— START —

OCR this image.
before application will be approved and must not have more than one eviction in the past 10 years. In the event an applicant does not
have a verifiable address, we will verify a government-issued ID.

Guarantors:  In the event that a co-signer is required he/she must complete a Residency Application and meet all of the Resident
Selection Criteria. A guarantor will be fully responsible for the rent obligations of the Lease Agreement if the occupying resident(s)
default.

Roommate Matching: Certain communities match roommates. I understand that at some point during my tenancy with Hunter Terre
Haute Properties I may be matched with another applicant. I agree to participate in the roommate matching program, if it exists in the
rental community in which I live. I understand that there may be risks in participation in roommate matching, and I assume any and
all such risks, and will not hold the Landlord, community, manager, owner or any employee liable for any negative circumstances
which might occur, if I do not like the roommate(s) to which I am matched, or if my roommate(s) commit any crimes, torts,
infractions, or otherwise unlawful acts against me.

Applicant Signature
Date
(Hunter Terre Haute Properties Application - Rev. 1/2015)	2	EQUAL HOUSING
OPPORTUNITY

— END —
— START —

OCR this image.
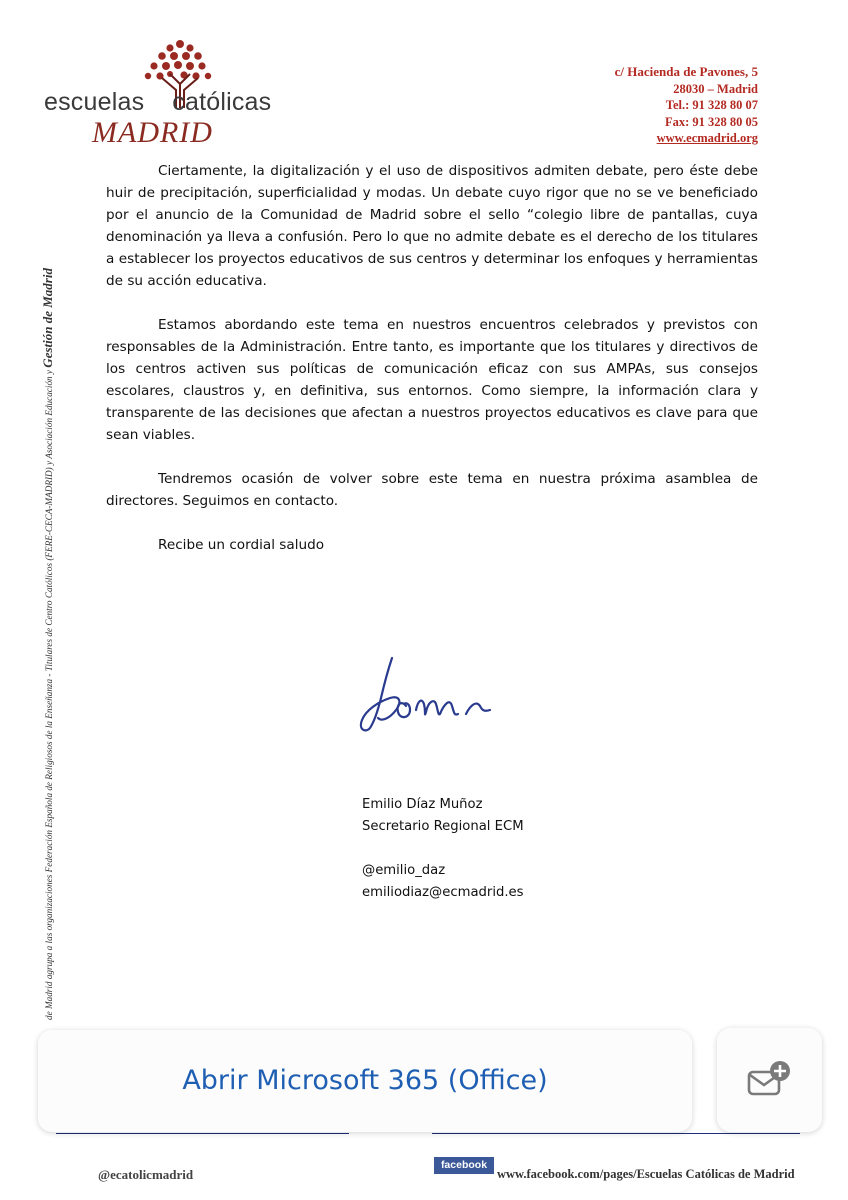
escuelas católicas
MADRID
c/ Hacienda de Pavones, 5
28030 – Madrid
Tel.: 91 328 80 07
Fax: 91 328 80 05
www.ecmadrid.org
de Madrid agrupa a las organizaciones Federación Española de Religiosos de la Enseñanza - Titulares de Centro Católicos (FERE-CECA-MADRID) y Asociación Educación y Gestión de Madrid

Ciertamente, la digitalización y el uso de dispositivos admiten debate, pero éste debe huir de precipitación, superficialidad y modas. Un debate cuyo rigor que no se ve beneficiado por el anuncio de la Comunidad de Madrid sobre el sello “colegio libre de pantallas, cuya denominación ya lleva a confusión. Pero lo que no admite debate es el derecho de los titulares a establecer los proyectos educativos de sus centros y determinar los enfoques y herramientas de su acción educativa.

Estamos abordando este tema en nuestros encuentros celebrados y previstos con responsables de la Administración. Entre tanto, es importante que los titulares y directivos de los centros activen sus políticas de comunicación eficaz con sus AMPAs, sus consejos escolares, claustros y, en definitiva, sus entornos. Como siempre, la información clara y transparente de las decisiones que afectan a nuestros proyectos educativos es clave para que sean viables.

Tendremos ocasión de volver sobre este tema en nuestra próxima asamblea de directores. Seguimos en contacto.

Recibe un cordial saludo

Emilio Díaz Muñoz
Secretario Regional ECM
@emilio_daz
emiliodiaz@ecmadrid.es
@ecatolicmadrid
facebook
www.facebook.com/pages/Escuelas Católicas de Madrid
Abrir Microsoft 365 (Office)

— END —

- **PROBLEM DESCRIPTION**
The answer is a single number: how many lines include the word "that"?

- **THE OUTPUT**
3